Instructions to follow:
Please rewrite all of the data below as a numbered list, one line per number, skipping blank lines and leaving out the pictures.

Records shown:
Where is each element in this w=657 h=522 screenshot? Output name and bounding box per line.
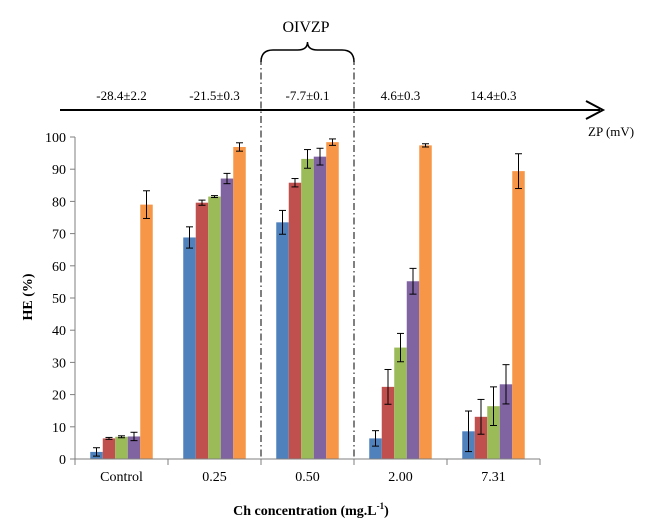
- bar: [301, 158, 314, 459]
- zp-value: -21.5±0.3: [189, 88, 239, 103]
- y-tick-label: 90: [52, 163, 66, 178]
- zp-value: -7.7±0.1: [286, 88, 330, 103]
- x-axis-label: Ch concentration (mg.L-1): [233, 501, 389, 519]
- error-bars: [93, 138, 522, 457]
- y-ticks: 0 10 20 30 40 50 60 70 80 90 100: [45, 131, 75, 468]
- zp-value: 4.6±0.3: [381, 88, 421, 103]
- oivzp-annotation: OIVZP: [260, 19, 355, 63]
- bar: [288, 182, 302, 459]
- x-tick-label: 7.31: [481, 470, 506, 485]
- oivzp-label: OIVZP: [282, 19, 329, 36]
- x-tick-label: 2.00: [388, 470, 413, 485]
- zp-axis-label: ZP (mV): [588, 124, 634, 139]
- bar: [220, 178, 234, 459]
- bar: [208, 196, 221, 459]
- bar: [394, 347, 407, 459]
- bar: [499, 384, 513, 459]
- bar: [381, 386, 395, 459]
- bar: [419, 145, 432, 459]
- y-tick-label: 80: [52, 195, 66, 210]
- bar: [369, 438, 382, 459]
- bar: [276, 222, 289, 459]
- bar: [140, 204, 153, 459]
- y-tick-label: 30: [52, 356, 66, 371]
- x-ticks: Control 0.25 0.50 2.00 7.31: [74, 459, 541, 485]
- bar: [195, 202, 209, 460]
- bar: [512, 171, 525, 459]
- bar: [474, 416, 488, 459]
- y-tick-label: 60: [52, 260, 66, 275]
- oivzp-brace: [260, 41, 355, 63]
- y-tick-label: 100: [45, 131, 66, 146]
- y-tick-label: 40: [52, 324, 66, 339]
- x-tick-label: 0.50: [295, 470, 320, 485]
- bar: [233, 146, 246, 459]
- bar: [313, 156, 327, 459]
- y-tick-label: 20: [52, 389, 66, 404]
- bars: [90, 142, 525, 460]
- bar: [326, 142, 339, 460]
- zp-value: 14.4±0.3: [470, 88, 516, 103]
- zp-arrow-head: [585, 100, 606, 120]
- bar: [406, 281, 420, 459]
- y-tick-label: 70: [52, 228, 66, 243]
- y-tick-label: 50: [52, 292, 66, 307]
- zp-values: -28.4±2.2 -21.5±0.3 -7.7±0.1 4.6±0.3 14.4±0.…: [96, 88, 516, 103]
- bar: [102, 438, 116, 459]
- bar: [183, 237, 196, 459]
- y-axis-label: HE (%): [21, 273, 36, 320]
- y-tick-label: 0: [59, 453, 66, 468]
- bar: [115, 436, 128, 459]
- x-tick-label: Control: [100, 470, 143, 485]
- bar: [487, 406, 500, 459]
- zeta-potential-axis: ZP (mV): [60, 100, 634, 139]
- y-tick-label: 10: [52, 421, 66, 436]
- zp-value: -28.4±2.2: [96, 88, 146, 103]
- x-tick-label: 0.25: [202, 470, 227, 485]
- bar: [127, 436, 141, 459]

Final result:
1. Where is each element in this w=657 h=522 screenshot? Output name and bounding box per line.
2. - bar: [301, 158, 314, 459]
3. - zp-value: -21.5±0.3: [189, 88, 239, 103]
4. - y-tick-label: 90: [52, 163, 66, 178]
5. - zp-value: -7.7±0.1: [286, 88, 330, 103]
6. - x-axis-label: Ch concentration (mg.L-1): [233, 501, 389, 519]
7. - error-bars: [93, 138, 522, 457]
8. - y-ticks: 0 10 20 30 40 50 60 70 80 90 100: [45, 131, 75, 468]
9. - zp-value: 4.6±0.3: [381, 88, 421, 103]
10. - oivzp-annotation: OIVZP: [260, 19, 355, 63]
11. - bar: [288, 182, 302, 459]
12. - x-tick-label: 7.31: [481, 470, 506, 485]
13. - oivzp-label: OIVZP: [282, 19, 329, 36]
14. - x-tick-label: 2.00: [388, 470, 413, 485]
15. - zp-axis-label: ZP (mV): [588, 124, 634, 139]
16. - bar: [220, 178, 234, 459]
17. - bar: [208, 196, 221, 459]
18. - bar: [394, 347, 407, 459]
19. - bar: [499, 384, 513, 459]
20. - bar: [381, 386, 395, 459]
21. - bar: [419, 145, 432, 459]
22. - y-tick-label: 80: [52, 195, 66, 210]
23. - bar: [369, 438, 382, 459]
24. - bar: [276, 222, 289, 459]
25. - bar: [140, 204, 153, 459]
26. - y-tick-label: 30: [52, 356, 66, 371]
27. - x-ticks: Control 0.25 0.50 2.00 7.31: [74, 459, 541, 485]
28. - bar: [195, 202, 209, 460]
29. - bar: [512, 171, 525, 459]
30. - bar: [474, 416, 488, 459]
31. - y-tick-label: 60: [52, 260, 66, 275]
32. - oivzp-brace: [260, 41, 355, 63]
33. - y-tick-label: 100: [45, 131, 66, 146]
34. - y-tick-label: 40: [52, 324, 66, 339]
35. - x-tick-label: 0.50: [295, 470, 320, 485]
36. - bar: [233, 146, 246, 459]
37. - bar: [313, 156, 327, 459]
38. - y-tick-label: 20: [52, 389, 66, 404]
39. - bars: [90, 142, 525, 460]
40. - bar: [326, 142, 339, 460]
41. - zp-value: 14.4±0.3: [470, 88, 516, 103]
42. - zp-arrow-head: [585, 100, 606, 120]
43. - bar: [406, 281, 420, 459]
44. - y-tick-label: 70: [52, 228, 66, 243]
45. - y-tick-label: 50: [52, 292, 66, 307]
46. - zp-values: -28.4±2.2 -21.5±0.3 -7.7±0.1 4.6±0.3 14.4±0.…: [96, 88, 516, 103]
47. - bar: [102, 438, 116, 459]
48. - bar: [183, 237, 196, 459]
49. - y-axis-label: HE (%): [21, 273, 36, 320]
50. - y-tick-label: 0: [59, 453, 66, 468]
51. - bar: [115, 436, 128, 459]
52. - x-tick-label: Control: [100, 470, 143, 485]
53. - bar: [487, 406, 500, 459]
54. - zeta-potential-axis: ZP (mV): [60, 100, 634, 139]
55. - y-tick-label: 10: [52, 421, 66, 436]
56. - zp-value: -28.4±2.2: [96, 88, 146, 103]
57. - x-tick-label: 0.25: [202, 470, 227, 485]
58. - bar: [127, 436, 141, 459]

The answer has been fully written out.